Where a line below holds the string "JSON", copy that line.

*****

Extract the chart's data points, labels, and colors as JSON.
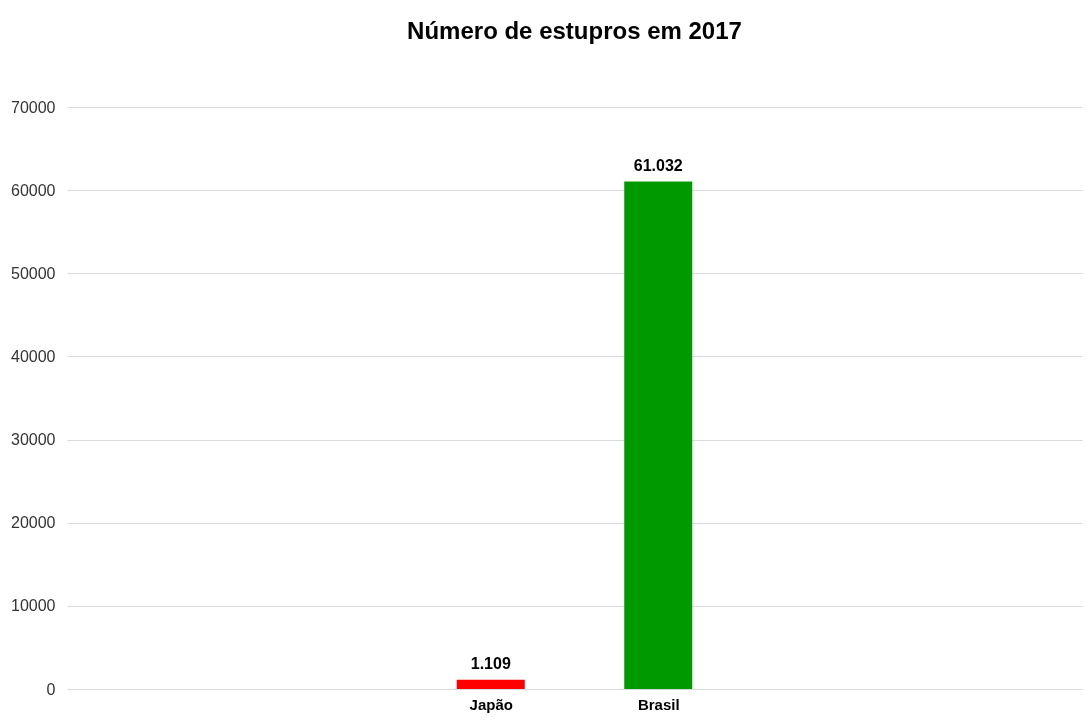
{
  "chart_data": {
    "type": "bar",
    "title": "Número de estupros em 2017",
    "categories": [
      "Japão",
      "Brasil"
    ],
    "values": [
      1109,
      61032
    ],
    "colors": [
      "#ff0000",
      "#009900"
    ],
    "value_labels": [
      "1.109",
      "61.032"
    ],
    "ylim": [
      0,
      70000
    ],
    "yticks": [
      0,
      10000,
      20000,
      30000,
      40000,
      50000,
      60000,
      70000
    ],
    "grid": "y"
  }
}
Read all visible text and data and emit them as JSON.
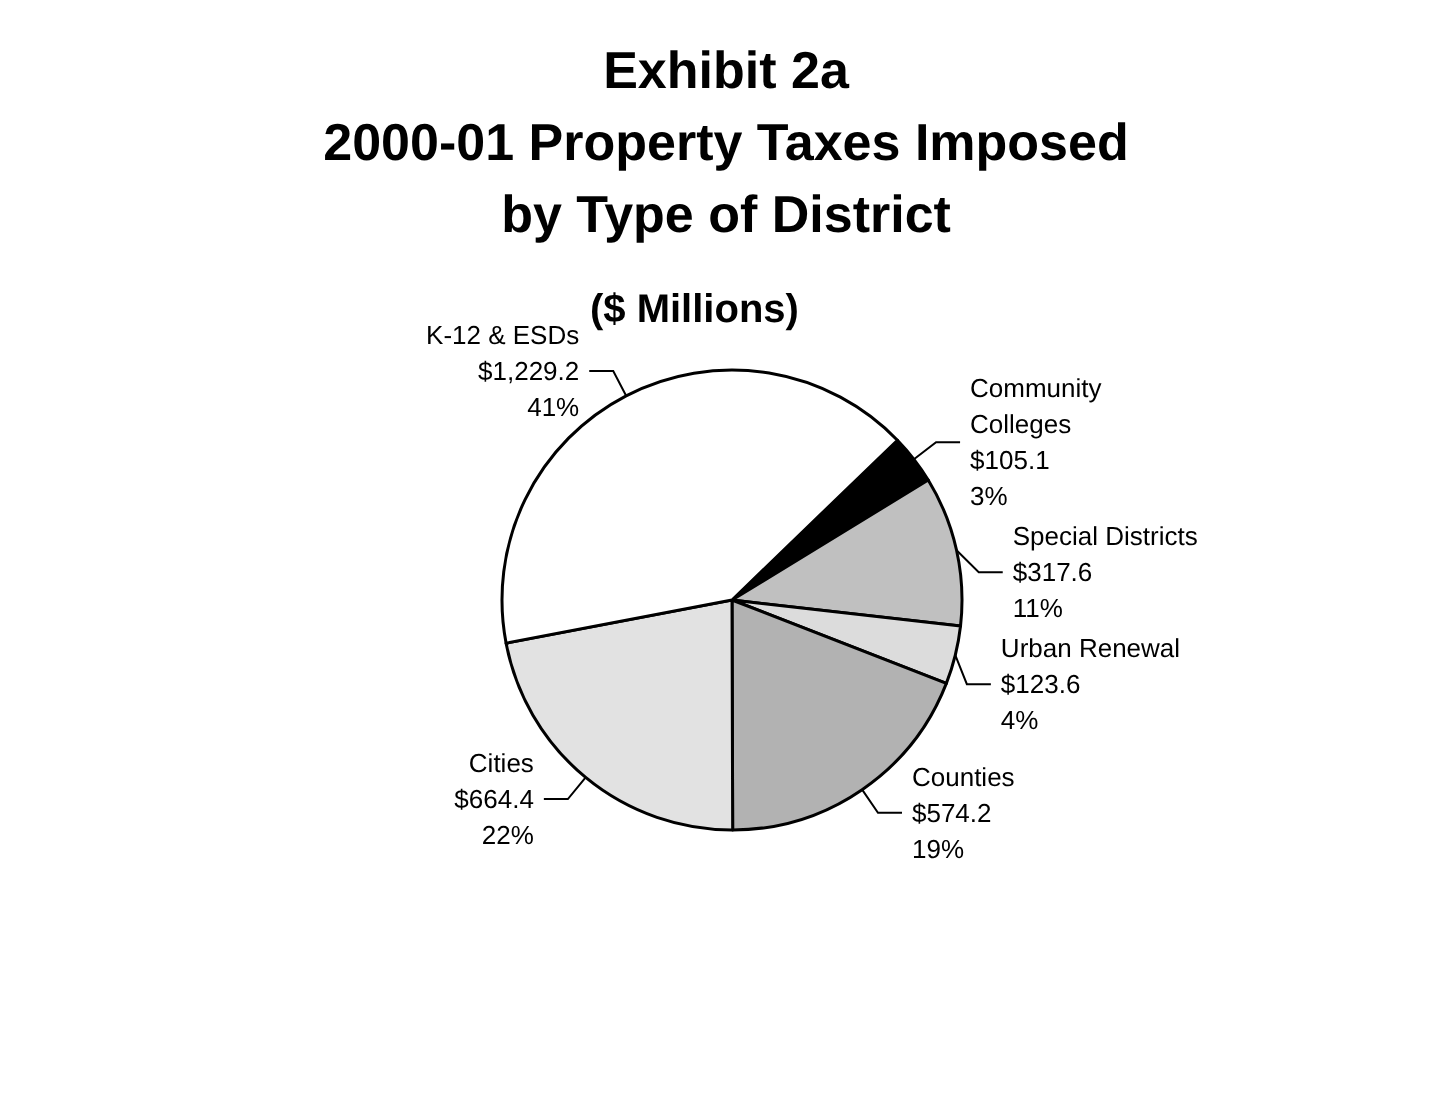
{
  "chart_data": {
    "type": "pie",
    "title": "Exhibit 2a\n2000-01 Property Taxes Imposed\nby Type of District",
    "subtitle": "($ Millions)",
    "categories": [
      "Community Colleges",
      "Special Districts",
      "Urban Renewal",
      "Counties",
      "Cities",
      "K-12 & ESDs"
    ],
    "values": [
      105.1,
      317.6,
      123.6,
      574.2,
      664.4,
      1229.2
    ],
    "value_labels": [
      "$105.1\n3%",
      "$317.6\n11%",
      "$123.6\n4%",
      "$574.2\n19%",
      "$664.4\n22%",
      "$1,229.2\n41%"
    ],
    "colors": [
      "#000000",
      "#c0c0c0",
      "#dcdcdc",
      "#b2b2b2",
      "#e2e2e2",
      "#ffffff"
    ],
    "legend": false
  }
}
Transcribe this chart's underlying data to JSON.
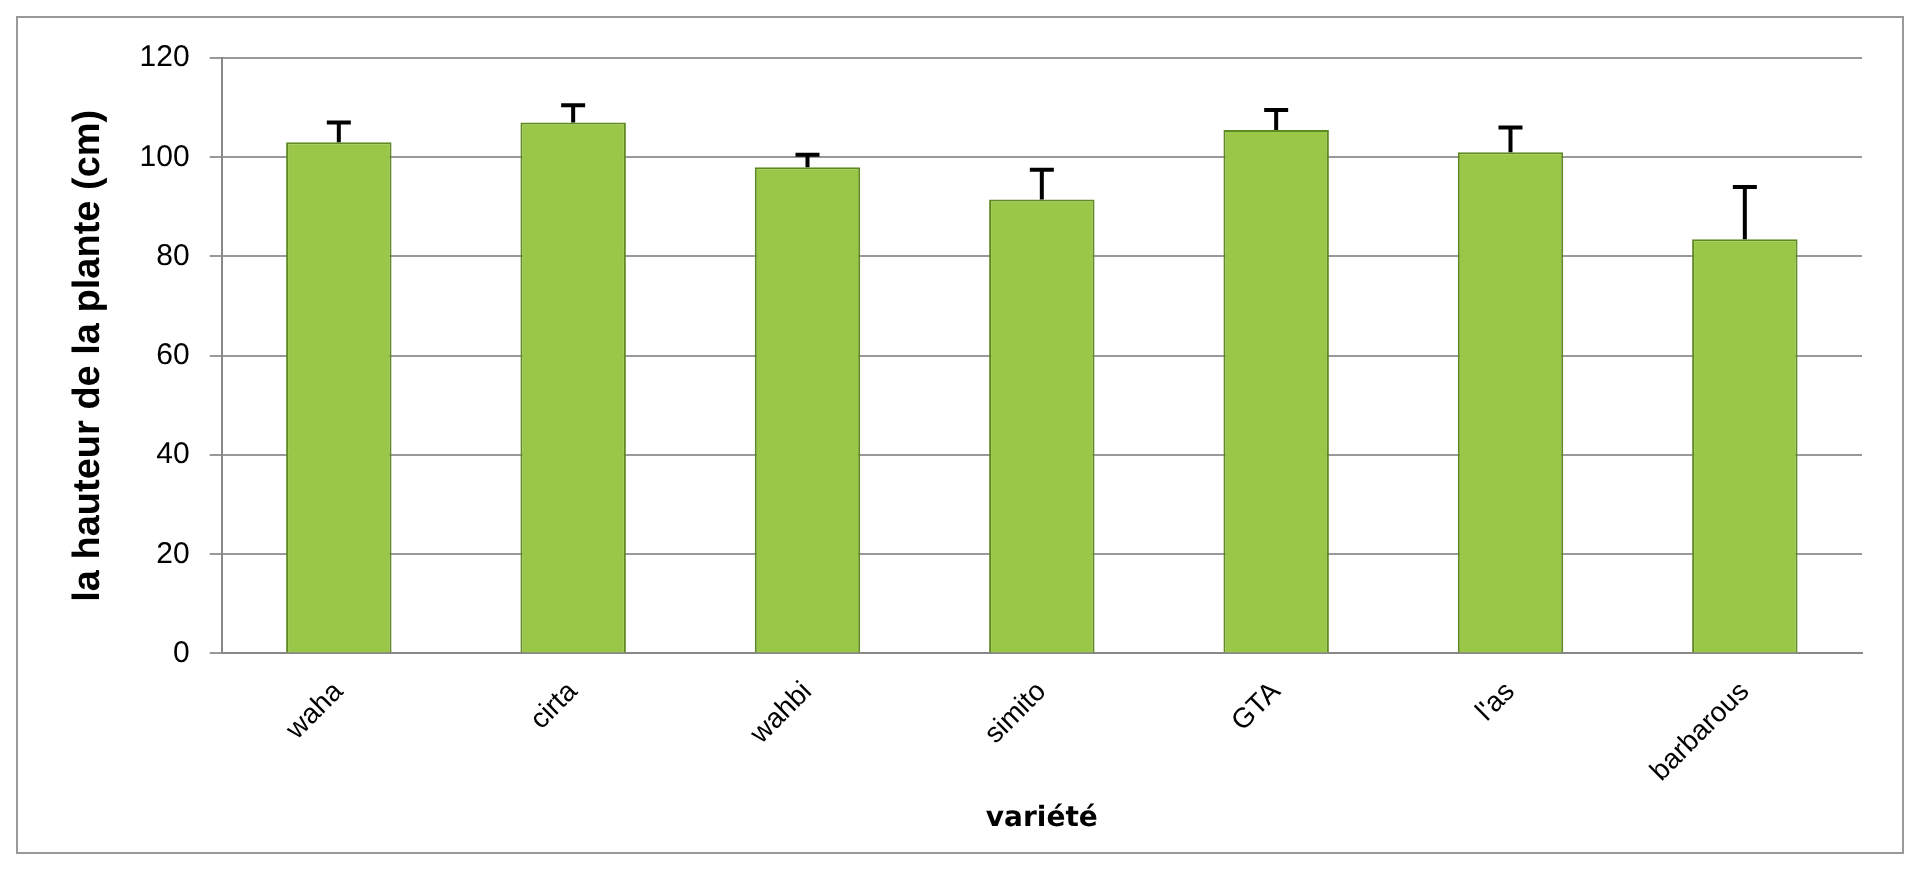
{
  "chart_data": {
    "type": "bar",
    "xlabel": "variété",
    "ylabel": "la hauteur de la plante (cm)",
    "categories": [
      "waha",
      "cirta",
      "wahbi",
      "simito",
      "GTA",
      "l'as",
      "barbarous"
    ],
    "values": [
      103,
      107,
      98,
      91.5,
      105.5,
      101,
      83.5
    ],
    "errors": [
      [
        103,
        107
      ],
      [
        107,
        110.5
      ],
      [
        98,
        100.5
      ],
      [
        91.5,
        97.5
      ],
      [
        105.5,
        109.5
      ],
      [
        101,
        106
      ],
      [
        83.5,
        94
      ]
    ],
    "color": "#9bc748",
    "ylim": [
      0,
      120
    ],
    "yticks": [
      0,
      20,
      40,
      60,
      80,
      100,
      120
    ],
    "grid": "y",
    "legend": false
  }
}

*****

* FULL OUTPUT
Extract the chart's data points, labels, and colors as JSON.
Read all visible text and data and emit them as JSON.
Transcribe this chart's underlying data to JSON.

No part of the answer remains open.